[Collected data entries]

....

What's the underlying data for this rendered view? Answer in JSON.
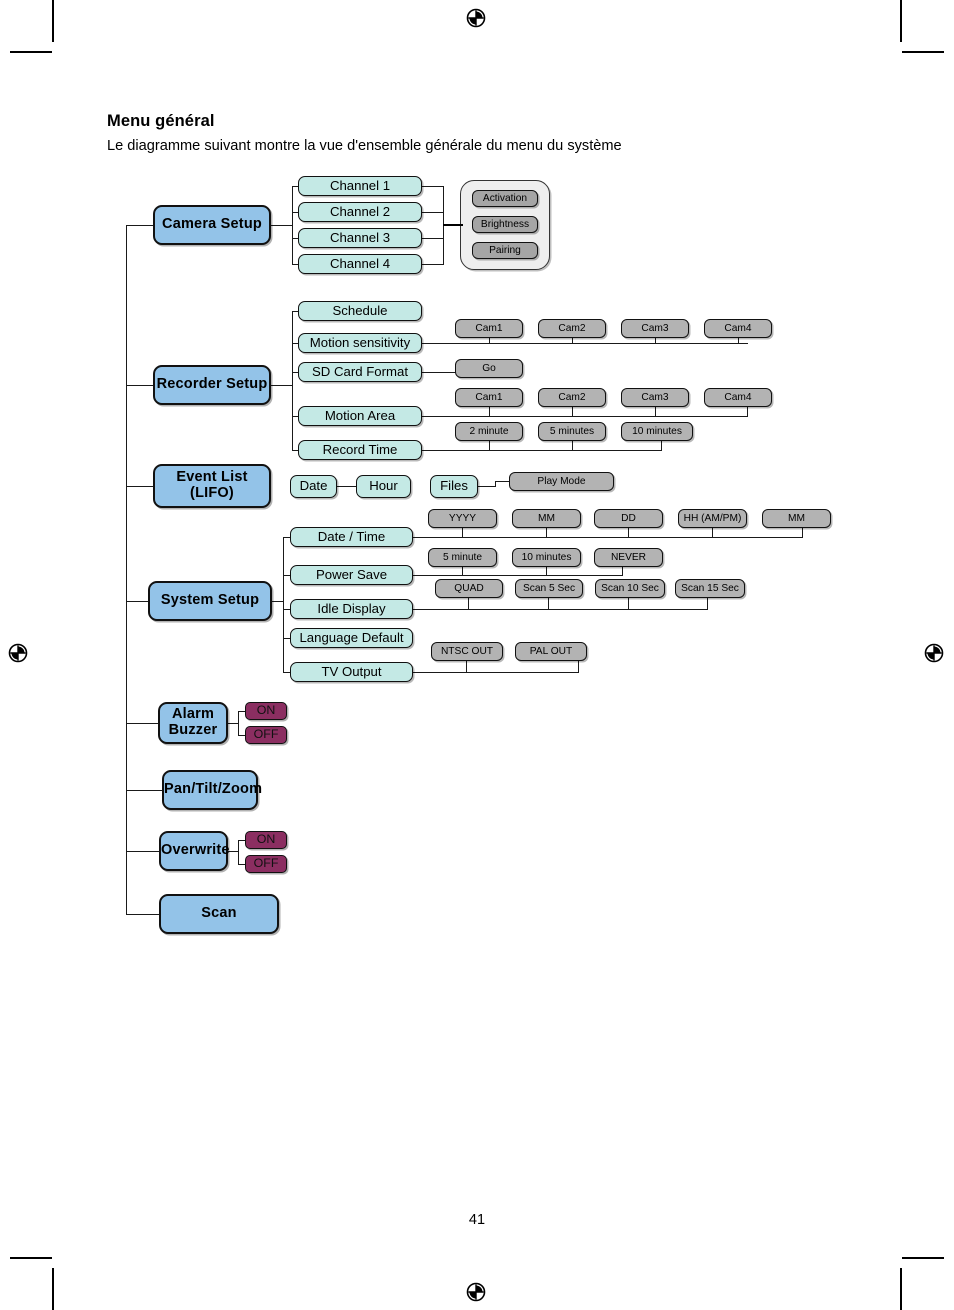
{
  "document": {
    "heading": "Menu général",
    "subheading": "Le diagramme suivant montre la vue d'ensemble générale du menu du système",
    "page_number": "41"
  },
  "colors": {
    "primary_node": "#93c3e8",
    "sub_node": "#c4e9e5",
    "option_node": "#b3b3b3",
    "toggle_node": "#8b2e61",
    "panel": "#eeeeee",
    "line": "#1a1a1a"
  },
  "diagram": {
    "type": "menu-tree",
    "root_label": "Menu",
    "branches": [
      {
        "id": "camera-setup",
        "label": "Camera Setup",
        "children": [
          {
            "label": "Channel 1"
          },
          {
            "label": "Channel 2"
          },
          {
            "label": "Channel 3"
          },
          {
            "label": "Channel 4"
          }
        ],
        "shared_options_panel": [
          {
            "label": "Activation"
          },
          {
            "label": "Brightness"
          },
          {
            "label": "Pairing"
          }
        ]
      },
      {
        "id": "recorder-setup",
        "label": "Recorder Setup",
        "children": [
          {
            "label": "Schedule",
            "options": []
          },
          {
            "label": "Motion sensitivity",
            "options": [
              {
                "label": "Cam1"
              },
              {
                "label": "Cam2"
              },
              {
                "label": "Cam3"
              },
              {
                "label": "Cam4"
              }
            ]
          },
          {
            "label": "SD Card Format",
            "options": [
              {
                "label": "Go"
              }
            ]
          },
          {
            "label": "Motion Area",
            "options": [
              {
                "label": "Cam1"
              },
              {
                "label": "Cam2"
              },
              {
                "label": "Cam3"
              },
              {
                "label": "Cam4"
              }
            ]
          },
          {
            "label": "Record Time",
            "options": [
              {
                "label": "2 minute"
              },
              {
                "label": "5 minutes"
              },
              {
                "label": "10 minutes"
              }
            ]
          }
        ]
      },
      {
        "id": "event-list",
        "label_line1": "Event List",
        "label_line2": "(LIFO)",
        "children": [
          {
            "label": "Date"
          },
          {
            "label": "Hour"
          },
          {
            "label": "Files"
          }
        ],
        "options": [
          {
            "label": "Play Mode"
          }
        ]
      },
      {
        "id": "system-setup",
        "label": "System Setup",
        "children": [
          {
            "label": "Date / Time",
            "options": [
              {
                "label": "YYYY"
              },
              {
                "label": "MM"
              },
              {
                "label": "DD"
              },
              {
                "label": "HH (AM/PM)"
              },
              {
                "label": "MM"
              }
            ]
          },
          {
            "label": "Power Save",
            "options": [
              {
                "label": "5 minute"
              },
              {
                "label": "10 minutes"
              },
              {
                "label": "NEVER"
              }
            ]
          },
          {
            "label": "Idle Display",
            "options": [
              {
                "label": "QUAD"
              },
              {
                "label": "Scan 5 Sec"
              },
              {
                "label": "Scan 10 Sec"
              },
              {
                "label": "Scan 15 Sec"
              }
            ]
          },
          {
            "label": "Language Default",
            "options": []
          },
          {
            "label": "TV Output",
            "options": [
              {
                "label": "NTSC OUT"
              },
              {
                "label": "PAL OUT"
              }
            ]
          }
        ]
      },
      {
        "id": "alarm-buzzer",
        "label_line1": "Alarm",
        "label_line2": "Buzzer",
        "toggles": [
          {
            "label": "ON"
          },
          {
            "label": "OFF"
          }
        ]
      },
      {
        "id": "pan-tilt-zoom",
        "label": "Pan/Tilt/Zoom",
        "toggles": []
      },
      {
        "id": "overwrite",
        "label": "Overwrite",
        "toggles": [
          {
            "label": "ON"
          },
          {
            "label": "OFF"
          }
        ]
      },
      {
        "id": "scan",
        "label": "Scan",
        "toggles": []
      }
    ]
  }
}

....

## Set task
Each line above is to be copied verbatim. Drop any image from the copy.

## Exercise answer
What's the underlying data for this rendered view? Answer in JSON.
{
  "document": {
    "heading": "Menu général",
    "subheading": "Le diagramme suivant montre la vue d'ensemble générale du menu du système",
    "page_number": "41"
  },
  "colors": {
    "primary_node": "#93c3e8",
    "sub_node": "#c4e9e5",
    "option_node": "#b3b3b3",
    "toggle_node": "#8b2e61",
    "panel": "#eeeeee",
    "line": "#1a1a1a"
  },
  "diagram": {
    "type": "menu-tree",
    "root_label": "Menu",
    "branches": [
      {
        "id": "camera-setup",
        "label": "Camera Setup",
        "children": [
          {
            "label": "Channel 1"
          },
          {
            "label": "Channel 2"
          },
          {
            "label": "Channel 3"
          },
          {
            "label": "Channel 4"
          }
        ],
        "shared_options_panel": [
          {
            "label": "Activation"
          },
          {
            "label": "Brightness"
          },
          {
            "label": "Pairing"
          }
        ]
      },
      {
        "id": "recorder-setup",
        "label": "Recorder Setup",
        "children": [
          {
            "label": "Schedule",
            "options": []
          },
          {
            "label": "Motion sensitivity",
            "options": [
              {
                "label": "Cam1"
              },
              {
                "label": "Cam2"
              },
              {
                "label": "Cam3"
              },
              {
                "label": "Cam4"
              }
            ]
          },
          {
            "label": "SD Card Format",
            "options": [
              {
                "label": "Go"
              }
            ]
          },
          {
            "label": "Motion Area",
            "options": [
              {
                "label": "Cam1"
              },
              {
                "label": "Cam2"
              },
              {
                "label": "Cam3"
              },
              {
                "label": "Cam4"
              }
            ]
          },
          {
            "label": "Record Time",
            "options": [
              {
                "label": "2 minute"
              },
              {
                "label": "5 minutes"
              },
              {
                "label": "10 minutes"
              }
            ]
          }
        ]
      },
      {
        "id": "event-list",
        "label_line1": "Event List",
        "label_line2": "(LIFO)",
        "children": [
          {
            "label": "Date"
          },
          {
            "label": "Hour"
          },
          {
            "label": "Files"
          }
        ],
        "options": [
          {
            "label": "Play Mode"
          }
        ]
      },
      {
        "id": "system-setup",
        "label": "System Setup",
        "children": [
          {
            "label": "Date / Time",
            "options": [
              {
                "label": "YYYY"
              },
              {
                "label": "MM"
              },
              {
                "label": "DD"
              },
              {
                "label": "HH (AM/PM)"
              },
              {
                "label": "MM"
              }
            ]
          },
          {
            "label": "Power Save",
            "options": [
              {
                "label": "5 minute"
              },
              {
                "label": "10 minutes"
              },
              {
                "label": "NEVER"
              }
            ]
          },
          {
            "label": "Idle Display",
            "options": [
              {
                "label": "QUAD"
              },
              {
                "label": "Scan 5 Sec"
              },
              {
                "label": "Scan 10 Sec"
              },
              {
                "label": "Scan 15 Sec"
              }
            ]
          },
          {
            "label": "Language Default",
            "options": []
          },
          {
            "label": "TV Output",
            "options": [
              {
                "label": "NTSC OUT"
              },
              {
                "label": "PAL OUT"
              }
            ]
          }
        ]
      },
      {
        "id": "alarm-buzzer",
        "label_line1": "Alarm",
        "label_line2": "Buzzer",
        "toggles": [
          {
            "label": "ON"
          },
          {
            "label": "OFF"
          }
        ]
      },
      {
        "id": "pan-tilt-zoom",
        "label": "Pan/Tilt/Zoom",
        "toggles": []
      },
      {
        "id": "overwrite",
        "label": "Overwrite",
        "toggles": [
          {
            "label": "ON"
          },
          {
            "label": "OFF"
          }
        ]
      },
      {
        "id": "scan",
        "label": "Scan",
        "toggles": []
      }
    ]
  }
}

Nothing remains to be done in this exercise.